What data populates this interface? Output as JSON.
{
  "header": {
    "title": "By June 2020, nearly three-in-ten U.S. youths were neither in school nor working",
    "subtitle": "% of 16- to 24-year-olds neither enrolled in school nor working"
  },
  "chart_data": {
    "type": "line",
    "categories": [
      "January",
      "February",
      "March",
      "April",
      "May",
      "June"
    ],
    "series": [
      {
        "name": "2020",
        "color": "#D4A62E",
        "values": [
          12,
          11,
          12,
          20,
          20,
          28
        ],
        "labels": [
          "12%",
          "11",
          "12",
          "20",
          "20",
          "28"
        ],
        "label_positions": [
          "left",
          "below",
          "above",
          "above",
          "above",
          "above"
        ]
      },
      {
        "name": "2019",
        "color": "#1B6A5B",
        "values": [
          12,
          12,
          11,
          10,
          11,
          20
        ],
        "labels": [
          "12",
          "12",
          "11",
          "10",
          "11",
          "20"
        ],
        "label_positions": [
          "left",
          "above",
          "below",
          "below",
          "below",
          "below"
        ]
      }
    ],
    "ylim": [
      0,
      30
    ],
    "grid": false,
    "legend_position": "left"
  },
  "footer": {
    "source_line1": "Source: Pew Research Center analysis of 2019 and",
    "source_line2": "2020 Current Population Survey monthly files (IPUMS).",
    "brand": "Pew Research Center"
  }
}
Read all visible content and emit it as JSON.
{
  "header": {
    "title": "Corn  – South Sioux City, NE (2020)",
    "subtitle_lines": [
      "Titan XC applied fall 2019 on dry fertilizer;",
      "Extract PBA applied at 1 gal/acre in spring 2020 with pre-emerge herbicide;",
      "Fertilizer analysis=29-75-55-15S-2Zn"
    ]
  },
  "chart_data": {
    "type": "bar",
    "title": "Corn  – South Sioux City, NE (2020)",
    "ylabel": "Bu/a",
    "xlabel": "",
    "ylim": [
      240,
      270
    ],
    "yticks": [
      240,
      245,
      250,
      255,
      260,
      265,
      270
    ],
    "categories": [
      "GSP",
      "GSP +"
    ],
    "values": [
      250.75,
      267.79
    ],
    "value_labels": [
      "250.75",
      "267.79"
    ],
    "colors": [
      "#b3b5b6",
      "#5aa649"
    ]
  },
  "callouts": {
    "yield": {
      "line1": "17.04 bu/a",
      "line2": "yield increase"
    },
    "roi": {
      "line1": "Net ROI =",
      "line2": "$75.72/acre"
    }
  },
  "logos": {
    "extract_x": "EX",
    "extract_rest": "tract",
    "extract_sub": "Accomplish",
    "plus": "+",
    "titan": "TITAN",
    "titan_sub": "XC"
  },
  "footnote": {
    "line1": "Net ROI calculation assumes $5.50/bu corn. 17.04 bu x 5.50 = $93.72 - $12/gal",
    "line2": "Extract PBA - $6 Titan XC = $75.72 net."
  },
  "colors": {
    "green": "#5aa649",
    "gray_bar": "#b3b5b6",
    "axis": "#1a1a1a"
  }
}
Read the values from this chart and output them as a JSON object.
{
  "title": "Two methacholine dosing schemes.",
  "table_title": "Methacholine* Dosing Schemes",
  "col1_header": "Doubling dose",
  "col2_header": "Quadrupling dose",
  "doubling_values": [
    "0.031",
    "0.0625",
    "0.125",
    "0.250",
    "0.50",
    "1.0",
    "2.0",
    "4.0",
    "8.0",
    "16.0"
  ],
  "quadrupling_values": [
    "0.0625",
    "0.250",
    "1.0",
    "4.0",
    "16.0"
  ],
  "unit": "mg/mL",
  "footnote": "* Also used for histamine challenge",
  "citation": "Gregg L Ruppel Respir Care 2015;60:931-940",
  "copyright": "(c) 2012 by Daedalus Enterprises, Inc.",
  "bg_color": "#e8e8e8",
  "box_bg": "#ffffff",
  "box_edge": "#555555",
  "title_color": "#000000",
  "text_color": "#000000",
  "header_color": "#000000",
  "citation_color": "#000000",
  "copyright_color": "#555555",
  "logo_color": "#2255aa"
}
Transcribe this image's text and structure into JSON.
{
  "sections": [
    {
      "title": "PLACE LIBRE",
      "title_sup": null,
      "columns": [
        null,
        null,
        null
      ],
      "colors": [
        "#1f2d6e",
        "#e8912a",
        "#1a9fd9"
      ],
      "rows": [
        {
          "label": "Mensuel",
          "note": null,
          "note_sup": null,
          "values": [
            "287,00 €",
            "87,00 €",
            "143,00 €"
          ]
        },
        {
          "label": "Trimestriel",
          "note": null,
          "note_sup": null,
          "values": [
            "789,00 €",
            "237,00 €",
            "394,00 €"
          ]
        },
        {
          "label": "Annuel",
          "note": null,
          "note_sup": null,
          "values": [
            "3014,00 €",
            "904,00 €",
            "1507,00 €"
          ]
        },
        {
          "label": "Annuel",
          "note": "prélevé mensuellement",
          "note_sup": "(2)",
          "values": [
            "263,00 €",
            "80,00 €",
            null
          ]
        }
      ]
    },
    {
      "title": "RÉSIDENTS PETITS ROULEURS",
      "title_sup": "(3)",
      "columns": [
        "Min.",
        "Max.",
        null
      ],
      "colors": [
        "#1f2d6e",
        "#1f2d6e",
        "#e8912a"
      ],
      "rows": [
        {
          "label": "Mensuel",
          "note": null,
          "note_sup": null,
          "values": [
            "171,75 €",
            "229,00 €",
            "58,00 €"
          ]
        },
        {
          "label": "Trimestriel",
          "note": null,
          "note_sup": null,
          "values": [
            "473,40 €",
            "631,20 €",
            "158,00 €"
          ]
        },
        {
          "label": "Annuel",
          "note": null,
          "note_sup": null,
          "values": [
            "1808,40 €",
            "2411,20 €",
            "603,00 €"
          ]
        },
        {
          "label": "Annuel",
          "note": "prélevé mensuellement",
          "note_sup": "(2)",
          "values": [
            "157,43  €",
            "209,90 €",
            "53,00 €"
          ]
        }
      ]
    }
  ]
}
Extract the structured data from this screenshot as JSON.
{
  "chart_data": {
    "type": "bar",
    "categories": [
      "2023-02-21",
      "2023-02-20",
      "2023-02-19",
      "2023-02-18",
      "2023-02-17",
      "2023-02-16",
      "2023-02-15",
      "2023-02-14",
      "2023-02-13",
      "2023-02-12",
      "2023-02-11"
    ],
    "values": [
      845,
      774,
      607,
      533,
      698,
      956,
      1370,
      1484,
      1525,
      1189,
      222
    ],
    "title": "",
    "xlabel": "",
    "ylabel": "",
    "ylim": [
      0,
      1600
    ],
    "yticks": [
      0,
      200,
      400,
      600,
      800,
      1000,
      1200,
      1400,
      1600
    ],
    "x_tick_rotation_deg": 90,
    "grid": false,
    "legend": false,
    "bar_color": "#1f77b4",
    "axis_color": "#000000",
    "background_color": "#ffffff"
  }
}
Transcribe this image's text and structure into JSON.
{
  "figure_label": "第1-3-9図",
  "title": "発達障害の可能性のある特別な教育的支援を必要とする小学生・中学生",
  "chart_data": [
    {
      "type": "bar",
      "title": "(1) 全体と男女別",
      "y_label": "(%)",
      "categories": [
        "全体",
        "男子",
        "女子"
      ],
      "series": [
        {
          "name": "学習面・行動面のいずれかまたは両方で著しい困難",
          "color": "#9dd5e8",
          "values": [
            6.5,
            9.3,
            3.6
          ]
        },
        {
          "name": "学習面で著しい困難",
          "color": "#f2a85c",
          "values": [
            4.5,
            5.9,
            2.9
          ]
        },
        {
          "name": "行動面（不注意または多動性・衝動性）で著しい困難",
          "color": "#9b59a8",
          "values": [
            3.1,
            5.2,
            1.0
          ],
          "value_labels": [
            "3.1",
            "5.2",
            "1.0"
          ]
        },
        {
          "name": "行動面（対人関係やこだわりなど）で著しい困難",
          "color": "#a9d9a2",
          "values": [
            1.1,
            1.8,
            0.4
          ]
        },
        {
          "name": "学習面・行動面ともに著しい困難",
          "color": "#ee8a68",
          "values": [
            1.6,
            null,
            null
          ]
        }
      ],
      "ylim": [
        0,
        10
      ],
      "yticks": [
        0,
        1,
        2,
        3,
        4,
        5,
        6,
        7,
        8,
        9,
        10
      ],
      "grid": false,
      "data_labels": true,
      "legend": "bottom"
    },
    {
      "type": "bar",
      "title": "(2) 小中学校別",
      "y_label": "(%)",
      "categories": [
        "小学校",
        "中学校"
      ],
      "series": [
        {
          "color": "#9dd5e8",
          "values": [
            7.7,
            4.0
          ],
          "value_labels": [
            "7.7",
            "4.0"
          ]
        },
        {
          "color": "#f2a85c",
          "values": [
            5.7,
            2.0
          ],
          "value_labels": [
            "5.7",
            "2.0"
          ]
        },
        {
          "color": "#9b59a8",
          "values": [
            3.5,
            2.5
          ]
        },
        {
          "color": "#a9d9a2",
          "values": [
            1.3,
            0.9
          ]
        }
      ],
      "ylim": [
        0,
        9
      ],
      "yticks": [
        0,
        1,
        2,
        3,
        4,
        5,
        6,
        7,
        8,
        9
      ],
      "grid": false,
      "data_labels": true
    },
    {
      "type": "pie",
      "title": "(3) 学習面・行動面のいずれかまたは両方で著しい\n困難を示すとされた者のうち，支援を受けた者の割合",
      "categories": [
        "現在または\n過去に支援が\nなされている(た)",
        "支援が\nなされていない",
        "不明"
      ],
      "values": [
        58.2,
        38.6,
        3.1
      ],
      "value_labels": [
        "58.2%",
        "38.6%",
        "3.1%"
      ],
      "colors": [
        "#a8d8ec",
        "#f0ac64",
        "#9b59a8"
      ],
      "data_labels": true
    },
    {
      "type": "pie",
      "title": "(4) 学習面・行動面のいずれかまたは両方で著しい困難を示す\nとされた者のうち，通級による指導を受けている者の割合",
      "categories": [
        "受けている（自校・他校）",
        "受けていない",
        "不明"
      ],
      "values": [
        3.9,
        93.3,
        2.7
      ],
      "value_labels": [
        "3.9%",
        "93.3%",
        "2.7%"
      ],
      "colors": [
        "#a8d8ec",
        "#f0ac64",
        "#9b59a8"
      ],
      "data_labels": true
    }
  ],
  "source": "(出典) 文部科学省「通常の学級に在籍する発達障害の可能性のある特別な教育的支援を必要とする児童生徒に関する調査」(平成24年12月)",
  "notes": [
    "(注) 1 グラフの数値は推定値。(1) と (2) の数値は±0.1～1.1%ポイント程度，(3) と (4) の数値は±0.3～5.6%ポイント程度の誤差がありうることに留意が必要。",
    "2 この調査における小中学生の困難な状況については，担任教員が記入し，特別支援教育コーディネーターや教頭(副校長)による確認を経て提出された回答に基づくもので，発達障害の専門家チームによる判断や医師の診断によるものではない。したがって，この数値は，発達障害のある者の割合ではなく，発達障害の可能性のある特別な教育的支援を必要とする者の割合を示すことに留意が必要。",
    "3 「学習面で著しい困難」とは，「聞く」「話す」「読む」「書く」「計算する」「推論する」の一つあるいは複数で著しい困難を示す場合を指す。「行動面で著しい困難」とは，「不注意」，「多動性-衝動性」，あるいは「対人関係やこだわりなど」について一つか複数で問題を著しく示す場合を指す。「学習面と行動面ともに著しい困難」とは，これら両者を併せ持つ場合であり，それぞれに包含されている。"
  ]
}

- Work required -
Reproduce each line holding the word "working".

- Exercise output -
    "title": "By June 2020, nearly three-in-ten U.S. youths were neither in school nor working",
    "subtitle": "% of 16- to 24-year-olds neither enrolled in school nor working"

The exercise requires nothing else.